The records that follow are to be transcribed in full, without their images.
>> START ENTRIES SHOWN
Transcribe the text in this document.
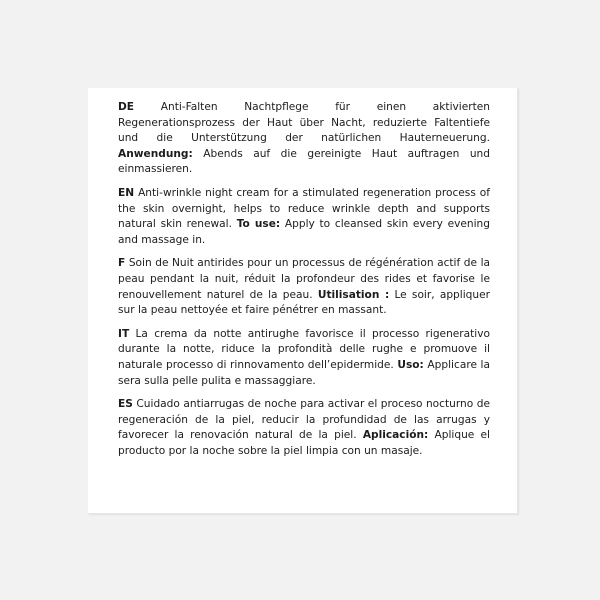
DE	Anti-Falten Nachtpflege für einen aktivierten Regenerationsprozess der Haut über Nacht, reduzierte Faltentiefe und die Unterstützung der natürlichen Hauterneuerung. Anwendung: Abends auf die gereinigte Haut auftragen und einmassieren.

EN Anti-wrinkle night cream for a stimulated regeneration process of the skin overnight, helps to reduce wrinkle depth and supports natural skin renewal. To use: Apply to cleansed skin every evening and massage in.

F Soin de Nuit antirides pour un processus de régénération actif de la peau pendant la nuit, réduit la profondeur des rides et favorise le renouvellement naturel de la peau. Utilisation : Le soir, appliquer sur la peau nettoyée et faire pénétrer en massant.

IT La crema da notte antirughe favorisce il processo rigenerativo durante la notte, riduce la profondità delle rughe e promuove il naturale processo di rinnovamento dell’epidermide. Uso: Applicare la sera sulla pelle pulita e massaggiare.

ES Cuidado antiarrugas de noche para activar el proceso nocturno de regeneración de la piel, reducir la profundidad de las arrugas y favorecer la renovación natural de la piel. Aplicación: Aplique el producto por la noche sobre la piel limpia con un masaje.
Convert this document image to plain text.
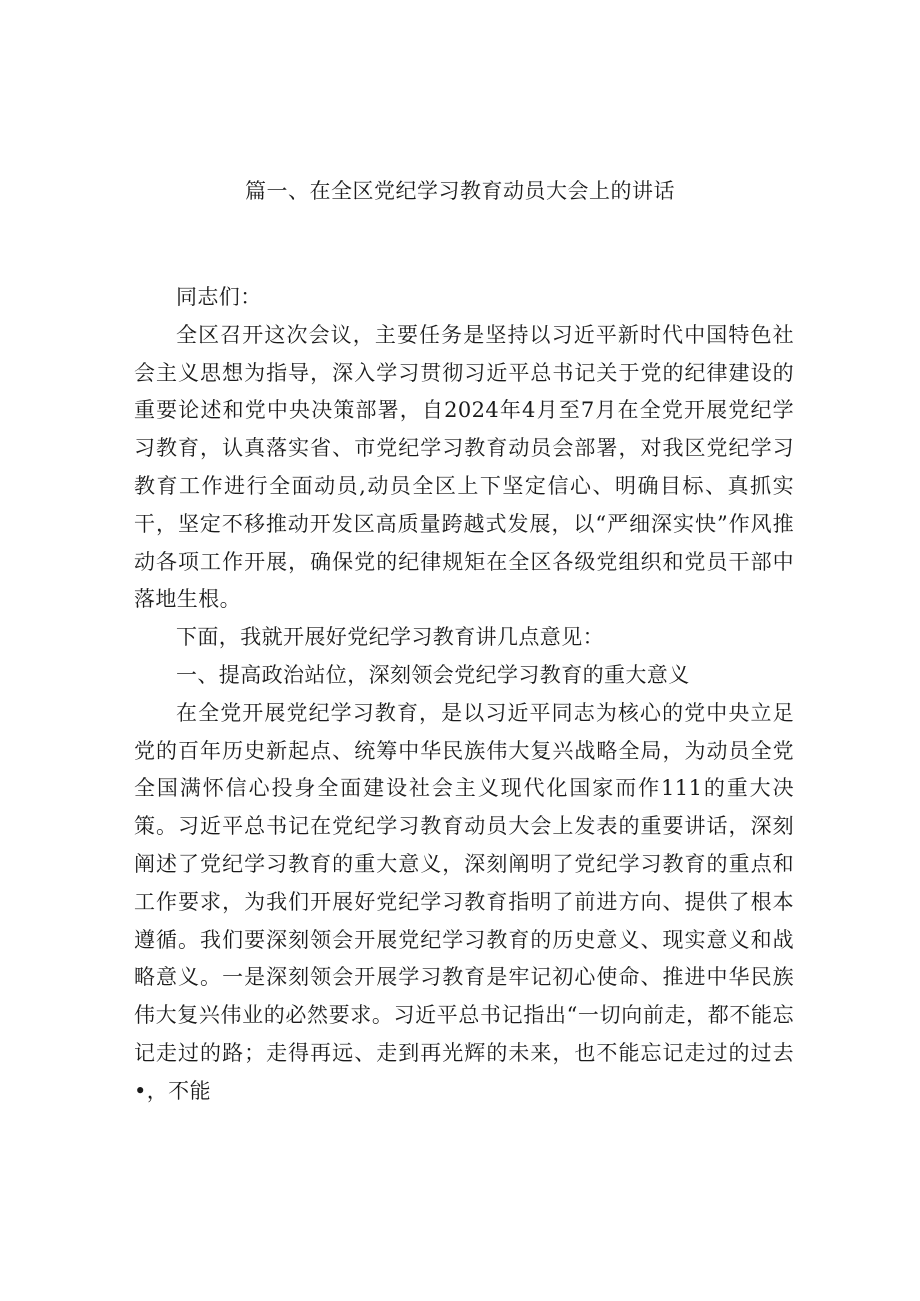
篇一、在全区党纪学习教育动员大会上的讲话

同志们：

全区召开这次会议，主要任务是坚持以习近平新时代中国特色社会主义思想为指导，深入学习贯彻习近平总书记关于党的纪律建设的重要论述和党中央决策部署，自2024年4月至7月在全党开展党纪学习教育，认真落实省、市党纪学习教育动员会部署，对我区党纪学习教育工作进行全面动员,动员全区上下坚定信心、明确目标、真抓实干，坚定不移推动开发区高质量跨越式发展，以“严细深实快”作风推动各项工作开展，确保党的纪律规矩在全区各级党组织和党员干部中落地生根。

下面，我就开展好党纪学习教育讲几点意见：

一、提高政治站位，深刻领会党纪学习教育的重大意义

在全党开展党纪学习教育，是以习近平同志为核心的党中央立足党的百年历史新起点、统筹中华民族伟大复兴战略全局，为动员全党全国满怀信心投身全面建设社会主义现代化国家而作111的重大决策。习近平总书记在党纪学习教育动员大会上发表的重要讲话，深刻阐述了党纪学习教育的重大意义，深刻阐明了党纪学习教育的重点和工作要求，为我们开展好党纪学习教育指明了前进方向、提供了根本遵循。我们要深刻领会开展党纪学习教育的历史意义、现实意义和战略意义。一是深刻领会开展学习教育是牢记初心使命、推进中华民族伟大复兴伟业的必然要求。习近平总书记指出“一切向前走，都不能忘记走过的路；走得再远、走到再光辉的未来，也不能忘记走过的过去•，不能
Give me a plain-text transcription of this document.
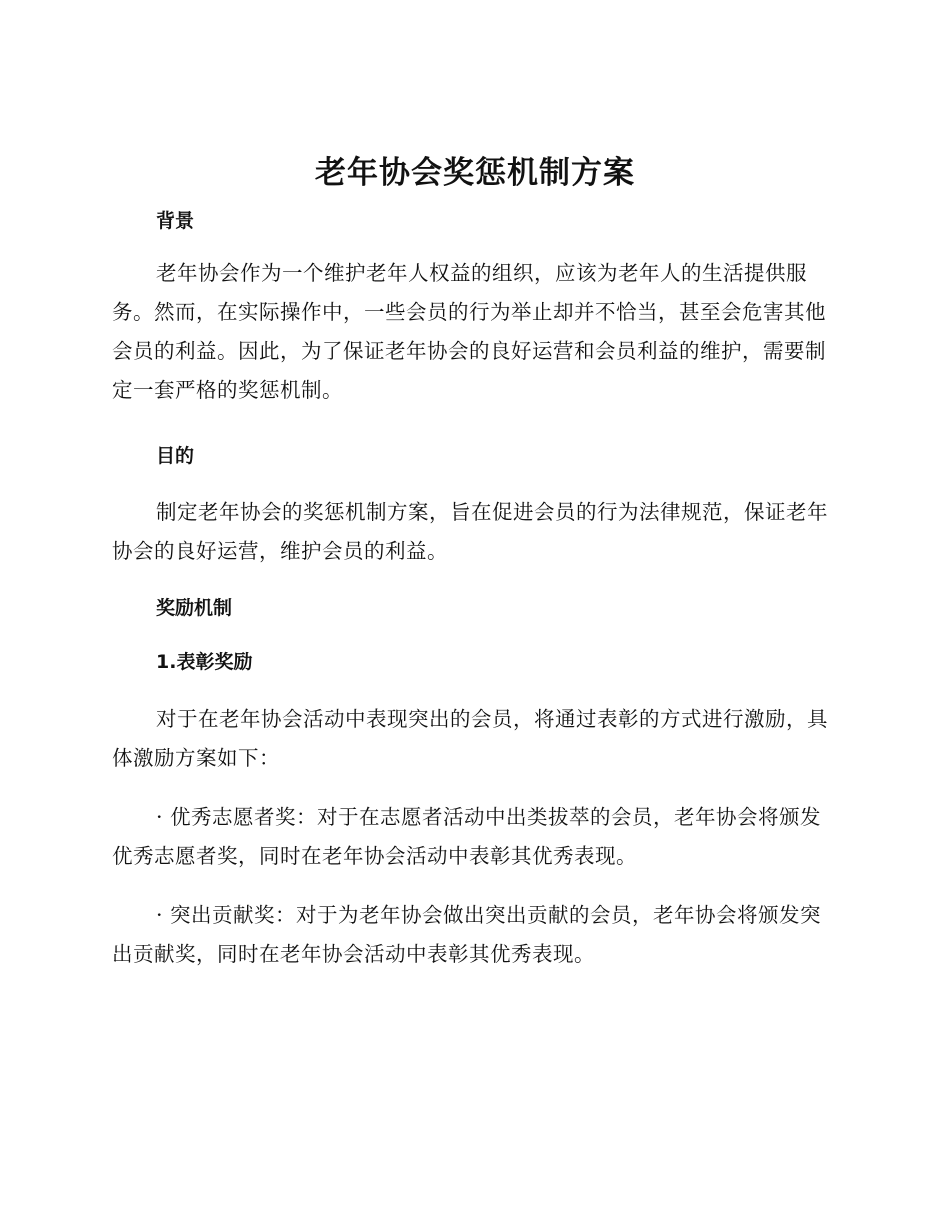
老年协会奖惩机制方案
背景
老年协会作为一个维护老年人权益的组织，应该为老年人的生活提供服务。然而，在实际操作中，一些会员的行为举止却并不恰当，甚至会危害其他会员的利益。因此，为了保证老年协会的良好运营和会员利益的维护，需要制定一套严格的奖惩机制。
目的
制定老年协会的奖惩机制方案，旨在促进会员的行为法律规范，保证老年协会的良好运营，维护会员的利益。
奖励机制
1.表彰奖励
对于在老年协会活动中表现突出的会员，将通过表彰的方式进行激励，具体激励方案如下：
· 优秀志愿者奖：对于在志愿者活动中出类拔萃的会员，老年协会将颁发优秀志愿者奖，同时在老年协会活动中表彰其优秀表现。
· 突出贡献奖：对于为老年协会做出突出贡献的会员，老年协会将颁发突出贡献奖，同时在老年协会活动中表彰其优秀表现。
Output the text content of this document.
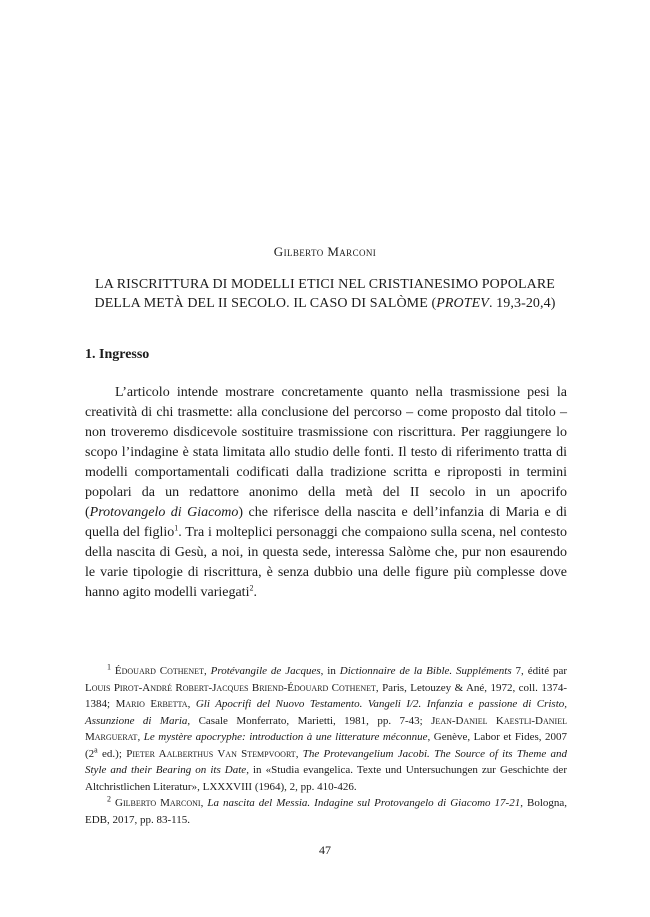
Gilberto Marconi
LA RISCRITTURA DI MODELLI ETICI NEL CRISTIANESIMO POPOLARE
DELLA METÀ DEL II SECOLO. IL CASO DI SALÒME (PROTEV. 19,3-20,4)
1. Ingresso

L’articolo intende mostrare concretamente quanto nella trasmissione pesi la creatività di chi trasmette: alla conclusione del percorso – come proposto dal titolo – non troveremo disdicevole sostituire trasmissione con riscrittura. Per raggiungere lo scopo l’indagine è stata limitata allo studio delle fonti. Il testo di riferimento tratta di modelli comportamentali codificati dalla tradizione scritta e riproposti in termini popolari da un redattore anonimo della metà del II secolo in un apocrifo (Protovangelo di Giacomo) che riferisce della nascita e dell’infanzia di Maria e di quella del figlio$^1$. Tra i molteplici personaggi che compaiono sulla scena, nel contesto della nascita di Gesù, a noi, in questa sede, interessa Salòme che, pur non esaurendo le varie tipologie di riscrittura, è senza dubbio una delle figure più complesse dove hanno agito modelli variegati$^2$.

$^1$ Édouard Cothenet, Protévangile de Jacques, in Dictionnaire de la Bible. Suppléments 7, édité par Louis Pirot-André Robert-Jacques Briend-Édouard Cothenet, Paris, Letouzey & Ané, 1972, coll. 1374-1384; Mario Erbetta, Gli Apocrifi del Nuovo Testamento. Vangeli I/2. Infanzia e passione di Cristo, Assunzione di Maria, Casale Monferrato, Marietti, 1981, pp. 7-43; Jean-Daniel Kaestli-Daniel Marguerat, Le mystère apocryphe: introduction à une litterature méconnue, Genève, Labor et Fides, 2007 (2$^a$ ed.); Pieter Aalberthus Van Stempvoort, The Protevangelium Jacobi. The Source of its Theme and Style and their Bearing on its Date, in «Studia evangelica. Texte und Untersuchungen zur Geschichte der Altchristlichen Literatur», LXXXVIII (1964), 2, pp. 410-426.

$^2$ Gilberto Marconi, La nascita del Messia. Indagine sul Protovangelo di Giacomo 17-21, Bologna, EDB, 2017, pp. 83-115.

47
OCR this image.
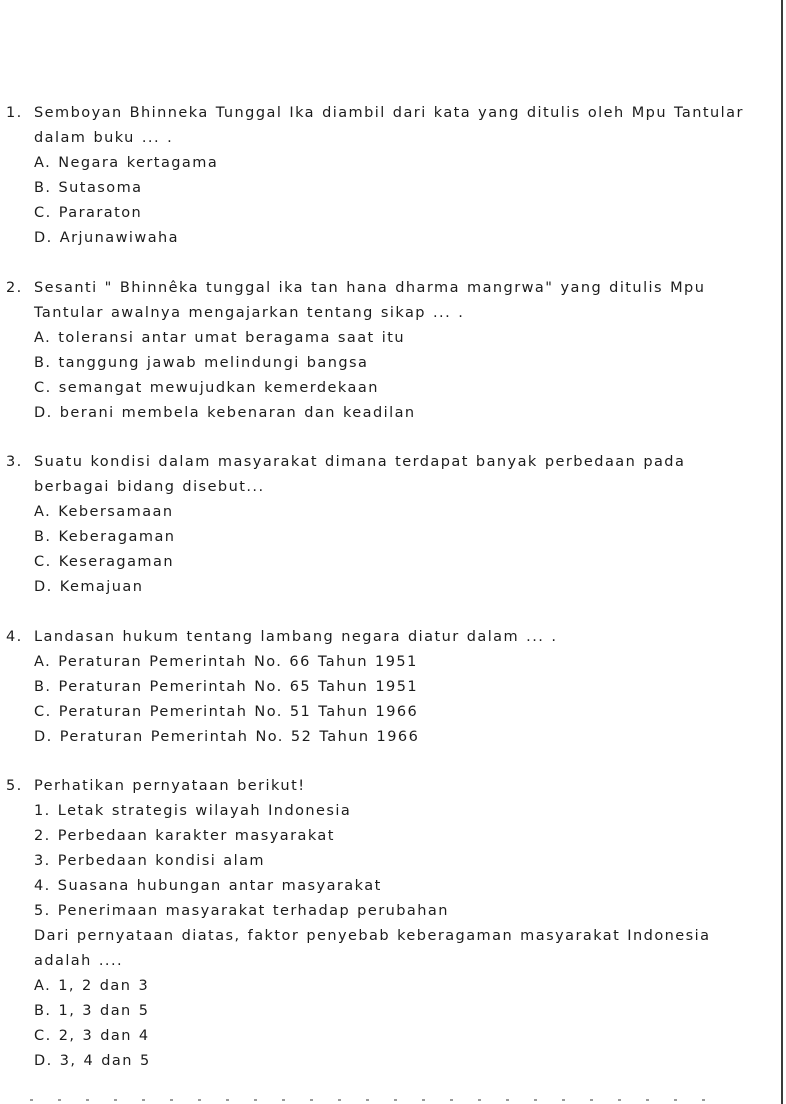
1. Semboyan Bhinneka Tunggal Ika diambil dari kata yang ditulis oleh Mpu Tantular
dalam buku ... .
A. Negara kertagama
B. Sutasoma
C. Pararaton
D. Arjunawiwaha
2. Sesanti " Bhinnêka tunggal ika tan hana dharma mangrwa" yang ditulis Mpu
Tantular awalnya mengajarkan tentang sikap ... .
A. toleransi antar umat beragama saat itu
B. tanggung jawab melindungi bangsa
C. semangat mewujudkan kemerdekaan
D. berani membela kebenaran dan keadilan
3. Suatu kondisi dalam masyarakat dimana terdapat banyak perbedaan pada
berbagai bidang disebut...
A. Kebersamaan
B. Keberagaman
C. Keseragaman
D. Kemajuan
4. Landasan hukum tentang lambang negara diatur dalam ... .
A. Peraturan Pemerintah No. 66 Tahun 1951
B. Peraturan Pemerintah No. 65 Tahun 1951
C. Peraturan Pemerintah No. 51 Tahun 1966
D. Peraturan Pemerintah No. 52 Tahun 1966
5. Perhatikan pernyataan berikut!
1. Letak strategis wilayah Indonesia
2. Perbedaan karakter masyarakat
3. Perbedaan kondisi alam
4. Suasana hubungan antar masyarakat
5. Penerimaan masyarakat terhadap perubahan
Dari pernyataan diatas, faktor penyebab keberagaman masyarakat Indonesia
adalah ....
A. 1, 2 dan 3
B. 1, 3 dan 5
C. 2, 3 dan 4
D. 3, 4 dan 5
>> END ENTRIES SHOWN
*RESULT FOR THIS EXERCISE*.
Transcribe the text in this document.
DE	Anti-Falten Nachtpflege für einen aktivierten Regenerationsprozess der Haut über Nacht, reduzierte Faltentiefe und die Unterstützung der natürlichen Hauterneuerung. Anwendung: Abends auf die gereinigte Haut auftragen und einmassieren.

EN Anti-wrinkle night cream for a stimulated regeneration process of the skin overnight, helps to reduce wrinkle depth and supports natural skin renewal. To use: Apply to cleansed skin every evening and massage in.

F Soin de Nuit antirides pour un processus de régénération actif de la peau pendant la nuit, réduit la profondeur des rides et favorise le renouvellement naturel de la peau. Utilisation : Le soir, appliquer sur la peau nettoyée et faire pénétrer en massant.

IT La crema da notte antirughe favorisce il processo rigenerativo durante la notte, riduce la profondità delle rughe e promuove il naturale processo di rinnovamento dell’epidermide. Uso: Applicare la sera sulla pelle pulita e massaggiare.

ES Cuidado antiarrugas de noche para activar el proceso nocturno de regeneración de la piel, reducir la profundidad de las arrugas y favorecer la renovación natural de la piel. Aplicación: Aplique el producto por la noche sobre la piel limpia con un masaje.
Convert this document image to plain text.
篇一、在全区党纪学习教育动员大会上的讲话

同志们：

全区召开这次会议，主要任务是坚持以习近平新时代中国特色社会主义思想为指导，深入学习贯彻习近平总书记关于党的纪律建设的重要论述和党中央决策部署，自2024年4月至7月在全党开展党纪学习教育，认真落实省、市党纪学习教育动员会部署，对我区党纪学习教育工作进行全面动员,动员全区上下坚定信心、明确目标、真抓实干，坚定不移推动开发区高质量跨越式发展，以“严细深实快”作风推动各项工作开展，确保党的纪律规矩在全区各级党组织和党员干部中落地生根。

下面，我就开展好党纪学习教育讲几点意见：

一、提高政治站位，深刻领会党纪学习教育的重大意义

在全党开展党纪学习教育，是以习近平同志为核心的党中央立足党的百年历史新起点、统筹中华民族伟大复兴战略全局，为动员全党全国满怀信心投身全面建设社会主义现代化国家而作111的重大决策。习近平总书记在党纪学习教育动员大会上发表的重要讲话，深刻阐述了党纪学习教育的重大意义，深刻阐明了党纪学习教育的重点和工作要求，为我们开展好党纪学习教育指明了前进方向、提供了根本遵循。我们要深刻领会开展党纪学习教育的历史意义、现实意义和战略意义。一是深刻领会开展学习教育是牢记初心使命、推进中华民族伟大复兴伟业的必然要求。习近平总书记指出“一切向前走，都不能忘记走过的路；走得再远、走到再光辉的未来，也不能忘记走过的过去•，不能
Give me a plain-text transcription of this document.
老年协会奖惩机制方案
背景
老年协会作为一个维护老年人权益的组织，应该为老年人的生活提供服务。然而，在实际操作中，一些会员的行为举止却并不恰当，甚至会危害其他会员的利益。因此，为了保证老年协会的良好运营和会员利益的维护，需要制定一套严格的奖惩机制。
目的
制定老年协会的奖惩机制方案，旨在促进会员的行为法律规范，保证老年协会的良好运营，维护会员的利益。
奖励机制
1.表彰奖励
对于在老年协会活动中表现突出的会员，将通过表彰的方式进行激励，具体激励方案如下：
· 优秀志愿者奖：对于在志愿者活动中出类拔萃的会员，老年协会将颁发优秀志愿者奖，同时在老年协会活动中表彰其优秀表现。
· 突出贡献奖：对于为老年协会做出突出贡献的会员，老年协会将颁发突出贡献奖，同时在老年协会活动中表彰其优秀表现。
Output the text content of this document.
Gilberto Marconi
LA RISCRITTURA DI MODELLI ETICI NEL CRISTIANESIMO POPOLARE
DELLA METÀ DEL II SECOLO. IL CASO DI SALÒME (PROTEV. 19,3-20,4)
1. Ingresso

L’articolo intende mostrare concretamente quanto nella trasmissione pesi la creatività di chi trasmette: alla conclusione del percorso – come proposto dal titolo – non troveremo disdicevole sostituire trasmissione con riscrittura. Per raggiungere lo scopo l’indagine è stata limitata allo studio delle fonti. Il testo di riferimento tratta di modelli comportamentali codificati dalla tradizione scritta e riproposti in termini popolari da un redattore anonimo della metà del II secolo in un apocrifo (Protovangelo di Giacomo) che riferisce della nascita e dell’infanzia di Maria e di quella del figlio$^1$. Tra i molteplici personaggi che compaiono sulla scena, nel contesto della nascita di Gesù, a noi, in questa sede, interessa Salòme che, pur non esaurendo le varie tipologie di riscrittura, è senza dubbio una delle figure più complesse dove hanno agito modelli variegati$^2$.

$^1$ Édouard Cothenet, Protévangile de Jacques, in Dictionnaire de la Bible. Suppléments 7, édité par Louis Pirot-André Robert-Jacques Briend-Édouard Cothenet, Paris, Letouzey & Ané, 1972, coll. 1374-1384; Mario Erbetta, Gli Apocrifi del Nuovo Testamento. Vangeli I/2. Infanzia e passione di Cristo, Assunzione di Maria, Casale Monferrato, Marietti, 1981, pp. 7-43; Jean-Daniel Kaestli-Daniel Marguerat, Le mystère apocryphe: introduction à une litterature méconnue, Genève, Labor et Fides, 2007 (2$^a$ ed.); Pieter Aalberthus Van Stempvoort, The Protevangelium Jacobi. The Source of its Theme and Style and their Bearing on its Date, in «Studia evangelica. Texte und Untersuchungen zur Geschichte der Altchristlichen Literatur», LXXXVIII (1964), 2, pp. 410-426.

$^2$ Gilberto Marconi, La nascita del Messia. Indagine sul Protovangelo di Giacomo 17-21, Bologna, EDB, 2017, pp. 83-115.

47
OCR this image.
1. Semboyan Bhinneka Tunggal Ika diambil dari kata yang ditulis oleh Mpu Tantular
dalam buku ... .
A. Negara kertagama
B. Sutasoma
C. Pararaton
D. Arjunawiwaha
2. Sesanti " Bhinnêka tunggal ika tan hana dharma mangrwa" yang ditulis Mpu
Tantular awalnya mengajarkan tentang sikap ... .
A. toleransi antar umat beragama saat itu
B. tanggung jawab melindungi bangsa
C. semangat mewujudkan kemerdekaan
D. berani membela kebenaran dan keadilan
3. Suatu kondisi dalam masyarakat dimana terdapat banyak perbedaan pada
berbagai bidang disebut...
A. Kebersamaan
B. Keberagaman
C. Keseragaman
D. Kemajuan
4. Landasan hukum tentang lambang negara diatur dalam ... .
A. Peraturan Pemerintah No. 66 Tahun 1951
B. Peraturan Pemerintah No. 65 Tahun 1951
C. Peraturan Pemerintah No. 51 Tahun 1966
D. Peraturan Pemerintah No. 52 Tahun 1966
5. Perhatikan pernyataan berikut!
1. Letak strategis wilayah Indonesia
2. Perbedaan karakter masyarakat
3. Perbedaan kondisi alam
4. Suasana hubungan antar masyarakat
5. Penerimaan masyarakat terhadap perubahan
Dari pernyataan diatas, faktor penyebab keberagaman masyarakat Indonesia
adalah ....
A. 1, 2 dan 3
B. 1, 3 dan 5
C. 2, 3 dan 4
D. 3, 4 dan 5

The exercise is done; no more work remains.